▶ Written task:
Recast the lines below as a numbered list, omitting any blank lines.

───── Dataset records

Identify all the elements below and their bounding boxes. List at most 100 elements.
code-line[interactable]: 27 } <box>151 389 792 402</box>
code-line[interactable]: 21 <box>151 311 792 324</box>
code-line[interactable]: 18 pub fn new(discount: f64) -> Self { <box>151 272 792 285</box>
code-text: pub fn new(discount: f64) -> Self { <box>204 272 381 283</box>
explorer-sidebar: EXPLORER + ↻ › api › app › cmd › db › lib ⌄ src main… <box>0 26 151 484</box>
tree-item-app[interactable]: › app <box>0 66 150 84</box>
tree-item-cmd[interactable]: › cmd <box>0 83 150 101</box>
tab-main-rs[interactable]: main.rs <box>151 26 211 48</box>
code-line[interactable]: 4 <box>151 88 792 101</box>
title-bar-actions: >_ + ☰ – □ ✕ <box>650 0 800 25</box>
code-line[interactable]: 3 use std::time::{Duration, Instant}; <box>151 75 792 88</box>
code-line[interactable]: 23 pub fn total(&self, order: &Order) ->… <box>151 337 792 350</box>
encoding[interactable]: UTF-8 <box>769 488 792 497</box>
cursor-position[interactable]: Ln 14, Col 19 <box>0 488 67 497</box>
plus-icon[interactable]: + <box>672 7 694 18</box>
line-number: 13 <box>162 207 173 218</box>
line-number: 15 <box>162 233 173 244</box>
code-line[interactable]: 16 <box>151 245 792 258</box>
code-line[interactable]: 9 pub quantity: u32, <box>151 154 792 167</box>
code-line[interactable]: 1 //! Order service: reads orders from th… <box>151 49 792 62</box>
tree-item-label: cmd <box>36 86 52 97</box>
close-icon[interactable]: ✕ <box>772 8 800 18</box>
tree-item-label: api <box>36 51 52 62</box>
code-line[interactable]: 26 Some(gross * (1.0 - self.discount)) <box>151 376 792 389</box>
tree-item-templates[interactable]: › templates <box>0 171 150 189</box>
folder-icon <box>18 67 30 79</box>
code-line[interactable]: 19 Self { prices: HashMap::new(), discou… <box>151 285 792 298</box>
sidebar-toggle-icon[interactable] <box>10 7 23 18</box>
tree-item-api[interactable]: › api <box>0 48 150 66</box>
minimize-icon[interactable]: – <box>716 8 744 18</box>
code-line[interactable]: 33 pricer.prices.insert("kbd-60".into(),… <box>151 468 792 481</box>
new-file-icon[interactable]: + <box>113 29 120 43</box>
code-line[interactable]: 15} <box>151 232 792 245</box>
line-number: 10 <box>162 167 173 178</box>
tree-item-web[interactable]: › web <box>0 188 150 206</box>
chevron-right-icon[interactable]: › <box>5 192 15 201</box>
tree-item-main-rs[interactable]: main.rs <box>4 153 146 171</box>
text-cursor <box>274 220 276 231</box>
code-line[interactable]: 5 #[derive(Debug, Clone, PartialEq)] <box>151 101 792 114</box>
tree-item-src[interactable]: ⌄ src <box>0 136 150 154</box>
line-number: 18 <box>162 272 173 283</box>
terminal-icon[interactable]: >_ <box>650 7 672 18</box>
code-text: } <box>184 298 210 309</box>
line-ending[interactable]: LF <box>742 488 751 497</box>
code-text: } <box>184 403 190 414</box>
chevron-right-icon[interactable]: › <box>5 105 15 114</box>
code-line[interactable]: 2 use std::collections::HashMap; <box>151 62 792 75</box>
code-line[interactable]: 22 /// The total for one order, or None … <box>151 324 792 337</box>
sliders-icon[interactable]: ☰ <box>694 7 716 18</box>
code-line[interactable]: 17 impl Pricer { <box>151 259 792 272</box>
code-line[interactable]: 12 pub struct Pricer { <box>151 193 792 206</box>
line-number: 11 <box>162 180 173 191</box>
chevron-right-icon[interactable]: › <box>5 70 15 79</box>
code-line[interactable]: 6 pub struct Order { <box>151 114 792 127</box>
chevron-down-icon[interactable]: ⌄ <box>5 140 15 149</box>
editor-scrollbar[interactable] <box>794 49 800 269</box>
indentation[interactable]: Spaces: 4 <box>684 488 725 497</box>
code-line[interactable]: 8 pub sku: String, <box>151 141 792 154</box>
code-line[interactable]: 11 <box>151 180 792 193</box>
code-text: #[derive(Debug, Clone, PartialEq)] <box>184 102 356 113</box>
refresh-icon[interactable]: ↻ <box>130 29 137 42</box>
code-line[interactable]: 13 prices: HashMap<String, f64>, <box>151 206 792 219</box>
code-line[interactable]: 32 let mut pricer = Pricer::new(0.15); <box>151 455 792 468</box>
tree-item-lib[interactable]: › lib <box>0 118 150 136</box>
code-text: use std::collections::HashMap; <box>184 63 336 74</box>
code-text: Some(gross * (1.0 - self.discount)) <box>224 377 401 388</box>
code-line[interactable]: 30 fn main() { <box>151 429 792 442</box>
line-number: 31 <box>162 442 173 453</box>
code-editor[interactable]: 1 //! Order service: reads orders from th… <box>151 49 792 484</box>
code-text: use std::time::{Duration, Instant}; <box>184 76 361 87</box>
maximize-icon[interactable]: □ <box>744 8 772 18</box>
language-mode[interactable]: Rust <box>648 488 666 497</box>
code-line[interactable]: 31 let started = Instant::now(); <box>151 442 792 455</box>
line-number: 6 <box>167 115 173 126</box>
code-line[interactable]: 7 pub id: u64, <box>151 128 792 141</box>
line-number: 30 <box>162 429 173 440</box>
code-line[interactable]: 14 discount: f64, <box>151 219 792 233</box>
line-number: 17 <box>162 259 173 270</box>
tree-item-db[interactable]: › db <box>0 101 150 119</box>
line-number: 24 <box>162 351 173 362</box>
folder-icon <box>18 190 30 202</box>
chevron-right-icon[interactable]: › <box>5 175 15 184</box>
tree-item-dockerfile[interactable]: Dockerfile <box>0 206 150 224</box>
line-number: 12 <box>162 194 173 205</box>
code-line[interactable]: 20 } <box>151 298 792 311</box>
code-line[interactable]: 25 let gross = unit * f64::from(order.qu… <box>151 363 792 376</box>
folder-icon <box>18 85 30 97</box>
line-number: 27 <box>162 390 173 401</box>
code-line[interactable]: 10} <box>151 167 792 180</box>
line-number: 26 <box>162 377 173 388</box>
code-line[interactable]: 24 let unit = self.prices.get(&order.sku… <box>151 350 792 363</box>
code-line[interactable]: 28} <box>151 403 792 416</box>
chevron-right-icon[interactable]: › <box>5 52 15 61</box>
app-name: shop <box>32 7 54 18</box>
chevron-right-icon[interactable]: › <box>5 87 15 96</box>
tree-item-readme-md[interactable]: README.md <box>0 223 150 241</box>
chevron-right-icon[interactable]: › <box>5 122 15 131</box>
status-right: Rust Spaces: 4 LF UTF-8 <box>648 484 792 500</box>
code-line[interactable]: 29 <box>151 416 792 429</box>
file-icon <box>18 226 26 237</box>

──────────

▶ Task solution:
1. Identify all the elements below and their bounding boxes. List at most 100 elements.
2. code-line[interactable]: 27 } <box>151 389 792 402</box>
3. code-line[interactable]: 21 <box>151 311 792 324</box>
4. code-line[interactable]: 18 pub fn new(discount: f64) -> Self { <box>151 272 792 285</box>
5. code-text: pub fn new(discount: f64) -> Self { <box>204 272 381 283</box>
6. explorer-sidebar: EXPLORER + ↻ › api › app › cmd › db › lib ⌄ src main… <box>0 26 151 484</box>
7. tree-item-app[interactable]: › app <box>0 66 150 84</box>
8. tree-item-cmd[interactable]: › cmd <box>0 83 150 101</box>
9. tab-main-rs[interactable]: main.rs <box>151 26 211 48</box>
10. code-line[interactable]: 4 <box>151 88 792 101</box>
11. title-bar-actions: >_ + ☰ – □ ✕ <box>650 0 800 25</box>
12. code-line[interactable]: 3 use std::time::{Duration, Instant}; <box>151 75 792 88</box>
13. code-line[interactable]: 23 pub fn total(&self, order: &Order) ->… <box>151 337 792 350</box>
14. encoding[interactable]: UTF-8 <box>769 488 792 497</box>
15. cursor-position[interactable]: Ln 14, Col 19 <box>0 488 67 497</box>
16. plus-icon[interactable]: + <box>672 7 694 18</box>
17. line-number: 13 <box>162 207 173 218</box>
18. line-number: 15 <box>162 233 173 244</box>
19. code-line[interactable]: 16 <box>151 245 792 258</box>
20. code-line[interactable]: 9 pub quantity: u32, <box>151 154 792 167</box>
21. code-line[interactable]: 1 //! Order service: reads orders from th… <box>151 49 792 62</box>
22. tree-item-label: cmd <box>36 86 52 97</box>
23. close-icon[interactable]: ✕ <box>772 8 800 18</box>
24. tree-item-label: api <box>36 51 52 62</box>
25. code-line[interactable]: 26 Some(gross * (1.0 - self.discount)) <box>151 376 792 389</box>
26. tree-item-templates[interactable]: › templates <box>0 171 150 189</box>
27. folder-icon <box>18 67 30 79</box>
28. code-line[interactable]: 19 Self { prices: HashMap::new(), discou… <box>151 285 792 298</box>
29. sidebar-toggle-icon[interactable] <box>10 7 23 18</box>
30. tree-item-api[interactable]: › api <box>0 48 150 66</box>
31. minimize-icon[interactable]: – <box>716 8 744 18</box>
32. code-line[interactable]: 33 pricer.prices.insert("kbd-60".into(),… <box>151 468 792 481</box>
33. new-file-icon[interactable]: + <box>113 29 120 43</box>
34. code-line[interactable]: 15} <box>151 232 792 245</box>
35. line-number: 10 <box>162 167 173 178</box>
36. tree-item-web[interactable]: › web <box>0 188 150 206</box>
37. chevron-right-icon[interactable]: › <box>5 192 15 201</box>
38. tree-item-main-rs[interactable]: main.rs <box>4 153 146 171</box>
39. text-cursor <box>274 220 276 231</box>
40. code-line[interactable]: 5 #[derive(Debug, Clone, PartialEq)] <box>151 101 792 114</box>
41. tree-item-src[interactable]: ⌄ src <box>0 136 150 154</box>
42. line-number: 18 <box>162 272 173 283</box>
43. terminal-icon[interactable]: >_ <box>650 7 672 18</box>
44. code-text: } <box>184 298 210 309</box>
45. line-ending[interactable]: LF <box>742 488 751 497</box>
46. code-text: } <box>184 403 190 414</box>
47. chevron-right-icon[interactable]: › <box>5 105 15 114</box>
48. code-line[interactable]: 2 use std::collections::HashMap; <box>151 62 792 75</box>
49. code-line[interactable]: 22 /// The total for one order, or None … <box>151 324 792 337</box>
50. sliders-icon[interactable]: ☰ <box>694 7 716 18</box>
51. code-line[interactable]: 17 impl Pricer { <box>151 259 792 272</box>
52. code-line[interactable]: 12 pub struct Pricer { <box>151 193 792 206</box>
53. line-number: 11 <box>162 180 173 191</box>
54. chevron-right-icon[interactable]: › <box>5 70 15 79</box>
55. code-line[interactable]: 6 pub struct Order { <box>151 114 792 127</box>
56. chevron-down-icon[interactable]: ⌄ <box>5 140 15 149</box>
57. editor-scrollbar[interactable] <box>794 49 800 269</box>
58. indentation[interactable]: Spaces: 4 <box>684 488 725 497</box>
59. code-line[interactable]: 8 pub sku: String, <box>151 141 792 154</box>
60. code-line[interactable]: 11 <box>151 180 792 193</box>
61. code-text: #[derive(Debug, Clone, PartialEq)] <box>184 102 356 113</box>
62. refresh-icon[interactable]: ↻ <box>130 29 137 42</box>
63. code-line[interactable]: 13 prices: HashMap<String, f64>, <box>151 206 792 219</box>
64. code-line[interactable]: 32 let mut pricer = Pricer::new(0.15); <box>151 455 792 468</box>
65. tree-item-lib[interactable]: › lib <box>0 118 150 136</box>
66. code-text: use std::collections::HashMap; <box>184 63 336 74</box>
67. code-text: Some(gross * (1.0 - self.discount)) <box>224 377 401 388</box>
68. code-line[interactable]: 30 fn main() { <box>151 429 792 442</box>
69. line-number: 31 <box>162 442 173 453</box>
70. code-editor[interactable]: 1 //! Order service: reads orders from th… <box>151 49 792 484</box>
71. code-text: use std::time::{Duration, Instant}; <box>184 76 361 87</box>
72. maximize-icon[interactable]: □ <box>744 8 772 18</box>
73. language-mode[interactable]: Rust <box>648 488 666 497</box>
74. code-line[interactable]: 31 let started = Instant::now(); <box>151 442 792 455</box>
75. line-number: 6 <box>167 115 173 126</box>
76. code-line[interactable]: 7 pub id: u64, <box>151 128 792 141</box>
77. line-number: 30 <box>162 429 173 440</box>
78. code-line[interactable]: 14 discount: f64, <box>151 219 792 233</box>
79. line-number: 17 <box>162 259 173 270</box>
80. tree-item-db[interactable]: › db <box>0 101 150 119</box>
81. line-number: 24 <box>162 351 173 362</box>
82. folder-icon <box>18 190 30 202</box>
83. chevron-right-icon[interactable]: › <box>5 175 15 184</box>
84. tree-item-dockerfile[interactable]: Dockerfile <box>0 206 150 224</box>
85. line-number: 12 <box>162 194 173 205</box>
86. code-line[interactable]: 20 } <box>151 298 792 311</box>
87. code-line[interactable]: 25 let gross = unit * f64::from(order.qu… <box>151 363 792 376</box>
88. folder-icon <box>18 85 30 97</box>
89. line-number: 27 <box>162 390 173 401</box>
90. code-line[interactable]: 10} <box>151 167 792 180</box>
91. line-number: 26 <box>162 377 173 388</box>
92. code-line[interactable]: 24 let unit = self.prices.get(&order.sku… <box>151 350 792 363</box>
93. code-line[interactable]: 28} <box>151 403 792 416</box>
94. chevron-right-icon[interactable]: › <box>5 52 15 61</box>
95. app-name: shop <box>32 7 54 18</box>
96. chevron-right-icon[interactable]: › <box>5 87 15 96</box>
97. tree-item-readme-md[interactable]: README.md <box>0 223 150 241</box>
98. chevron-right-icon[interactable]: › <box>5 122 15 131</box>
99. status-right: Rust Spaces: 4 LF UTF-8 <box>648 484 792 500</box>
100. code-line[interactable]: 29 <box>151 416 792 429</box>
101. file-icon <box>18 226 26 237</box>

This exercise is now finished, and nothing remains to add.